_Requirement:_ Write out the listing below in full and exactly, leaving out every picture.

---------- Data shown ----------

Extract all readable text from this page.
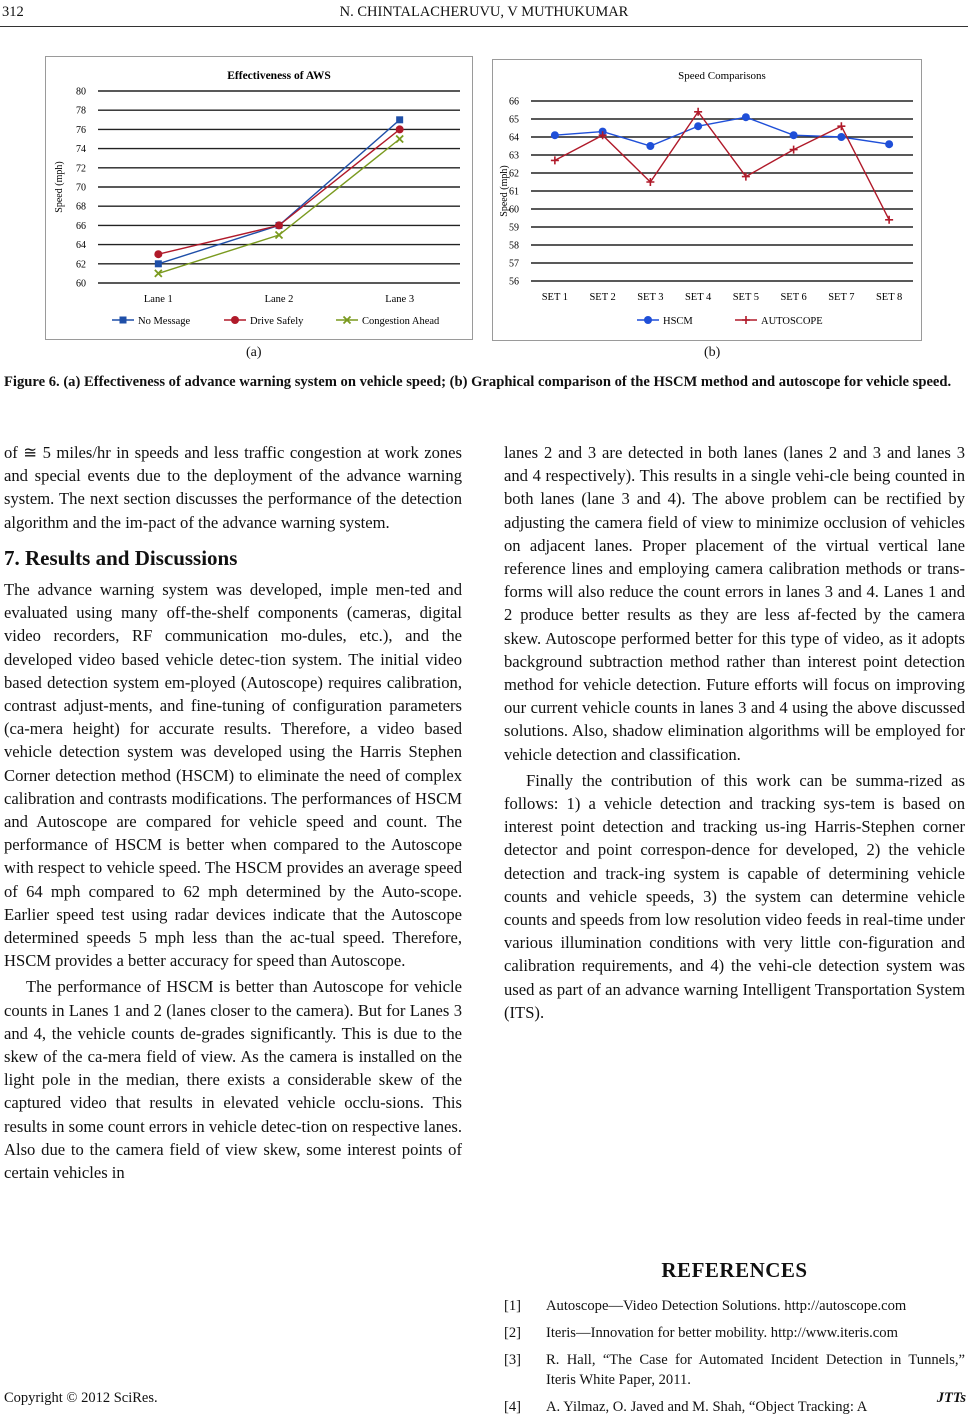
312	N. CHINTALACHERUVU, V MUTHUKUMAR
Effectiveness of AWS
60
62
64
66
68
70
72
74
76
78
80
Speed (mph)
Lane 1	Lane 2	Lane 3
No Message	Drive Safely	Congestion Ahead
(a)
Speed Comparisons
56
57
58
59
60
61
62
63
64
65
66
Speed (mph)
SET 1 SET 2 SET 3 SET 4 SET 5 SET 6 SET 7 SET 8
HSCM	AUTOSCOPE
(b)
Figure 6. (a) Effectiveness of advance warning system on vehicle speed; (b) Graphical comparison of the HSCM method and autoscope for vehicle speed.

of ≅ 5 miles/hr in speeds and less traffic congestion at work zones and special events due to the deployment of the advance warning system. The next section discusses the performance of the detection algorithm and the im-pact of the advance warning system.

7. Results and Discussions

The advance warning system was developed, imple men-ted and evaluated using many off-the-shelf components (cameras, digital video recorders, RF communication mo-dules, etc.), and the developed video based vehicle detec-tion system. The initial video based detection system em-ployed (Autoscope) requires calibration, contrast adjust-ments, and fine-tuning of configuration parameters (ca-mera height) for accurate results. Therefore, a video based vehicle detection system was developed using the Harris Stephen Corner detection method (HSCM) to eliminate the need of complex calibration and contrasts modifications. The performances of HSCM and Autoscope are compared for vehicle speed and count. The performance of HSCM is better when compared to the Autoscope with respect to vehicle speed. The HSCM provides an average speed of 64 mph compared to 62 mph determined by the Auto-scope. Earlier speed test using radar devices indicate that the Autoscope determined speeds 5 mph less than the ac-tual speed. Therefore, HSCM provides a better accuracy for speed than Autoscope.

The performance of HSCM is better than Autoscope for vehicle counts in Lanes 1 and 2 (lanes closer to the camera). But for Lanes 3 and 4, the vehicle counts de-grades significantly. This is due to the skew of the ca-mera field of view. As the camera is installed on the light pole in the median, there exists a considerable skew of the captured video that results in elevated vehicle occlu-sions. This results in some count errors in vehicle detec-tion on respective lanes. Also due to the camera field of view skew, some interest points of certain vehicles in

lanes 2 and 3 are detected in both lanes (lanes 2 and 3 and lanes 3 and 4 respectively). This results in a single vehi-cle being counted in both lanes (lane 3 and 4). The above problem can be rectified by adjusting the camera field of view to minimize occlusion of vehicles on adjacent lanes. Proper placement of the virtual vertical lane reference lines and employing camera calibration methods or trans-forms will also reduce the count errors in lanes 3 and 4. Lanes 1 and 2 produce better results as they are less af-fected by the camera skew. Autoscope performed better for this type of video, as it adopts background subtraction method rather than interest point detection method for vehicle detection. Future efforts will focus on improving our current vehicle counts in lanes 3 and 4 using the above discussed solutions. Also, shadow elimination algorithms will be employed for vehicle detection and classification.

Finally the contribution of this work can be summa-rized as follows: 1) a vehicle detection and tracking sys-tem is based on interest point detection and tracking us-ing Harris-Stephen corner detector and point correspon-dence for developed, 2) the vehicle detection and track-ing system is capable of determining vehicle counts and vehicle speeds, 3) the system can determine vehicle counts and speeds from low resolution video feeds in real-time under various illumination conditions with very little con-figuration and calibration requirements, and 4) the vehi-cle detection system was used as part of an advance warning Intelligent Transportation System (ITS).

REFERENCES
[1] Autoscope—Video Detection Solutions. http://autoscope.com
[2] Iteris—Innovation for better mobility. http://www.iteris.com
[3] R. Hall, “The Case for Automated Incident Detection in Tunnels,” Iteris White Paper, 2011.
[4] A. Yilmaz, O. Javed and M. Shah, “Object Tracking: A
Copyright © 2012 SciRes.	JTTs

----------

_Exercise result:_
Extract all readable text from this page.
312	N. CHINTALACHERUVU, V MUTHUKUMAR
Effectiveness of AWS
60
62
64
66
68
70
72
74
76
78
80
Speed (mph)
Lane 1	Lane 2	Lane 3
No Message	Drive Safely	Congestion Ahead
(a)
Speed Comparisons
56
57
58
59
60
61
62
63
64
65
66
Speed (mph)
SET 1 SET 2 SET 3 SET 4 SET 5 SET 6 SET 7 SET 8
HSCM	AUTOSCOPE
(b)
Figure 6. (a) Effectiveness of advance warning system on vehicle speed; (b) Graphical comparison of the HSCM method and autoscope for vehicle speed.

of ≅ 5 miles/hr in speeds and less traffic congestion at work zones and special events due to the deployment of the advance warning system. The next section discusses the performance of the detection algorithm and the im-pact of the advance warning system.

7. Results and Discussions

The advance warning system was developed, imple men-ted and evaluated using many off-the-shelf components (cameras, digital video recorders, RF communication mo-dules, etc.), and the developed video based vehicle detec-tion system. The initial video based detection system em-ployed (Autoscope) requires calibration, contrast adjust-ments, and fine-tuning of configuration parameters (ca-mera height) for accurate results. Therefore, a video based vehicle detection system was developed using the Harris Stephen Corner detection method (HSCM) to eliminate the need of complex calibration and contrasts modifications. The performances of HSCM and Autoscope are compared for vehicle speed and count. The performance of HSCM is better when compared to the Autoscope with respect to vehicle speed. The HSCM provides an average speed of 64 mph compared to 62 mph determined by the Auto-scope. Earlier speed test using radar devices indicate that the Autoscope determined speeds 5 mph less than the ac-tual speed. Therefore, HSCM provides a better accuracy for speed than Autoscope.

The performance of HSCM is better than Autoscope for vehicle counts in Lanes 1 and 2 (lanes closer to the camera). But for Lanes 3 and 4, the vehicle counts de-grades significantly. This is due to the skew of the ca-mera field of view. As the camera is installed on the light pole in the median, there exists a considerable skew of the captured video that results in elevated vehicle occlu-sions. This results in some count errors in vehicle detec-tion on respective lanes. Also due to the camera field of view skew, some interest points of certain vehicles in

lanes 2 and 3 are detected in both lanes (lanes 2 and 3 and lanes 3 and 4 respectively). This results in a single vehi-cle being counted in both lanes (lane 3 and 4). The above problem can be rectified by adjusting the camera field of view to minimize occlusion of vehicles on adjacent lanes. Proper placement of the virtual vertical lane reference lines and employing camera calibration methods or trans-forms will also reduce the count errors in lanes 3 and 4. Lanes 1 and 2 produce better results as they are less af-fected by the camera skew. Autoscope performed better for this type of video, as it adopts background subtraction method rather than interest point detection method for vehicle detection. Future efforts will focus on improving our current vehicle counts in lanes 3 and 4 using the above discussed solutions. Also, shadow elimination algorithms will be employed for vehicle detection and classification.

Finally the contribution of this work can be summa-rized as follows: 1) a vehicle detection and tracking sys-tem is based on interest point detection and tracking us-ing Harris-Stephen corner detector and point correspon-dence for developed, 2) the vehicle detection and track-ing system is capable of determining vehicle counts and vehicle speeds, 3) the system can determine vehicle counts and speeds from low resolution video feeds in real-time under various illumination conditions with very little con-figuration and calibration requirements, and 4) the vehi-cle detection system was used as part of an advance warning Intelligent Transportation System (ITS).

REFERENCES
[1] Autoscope—Video Detection Solutions. http://autoscope.com
[2] Iteris—Innovation for better mobility. http://www.iteris.com
[3] R. Hall, “The Case for Automated Incident Detection in Tunnels,” Iteris White Paper, 2011.
[4] A. Yilmaz, O. Javed and M. Shah, “Object Tracking: A
Copyright © 2012 SciRes.	JTTs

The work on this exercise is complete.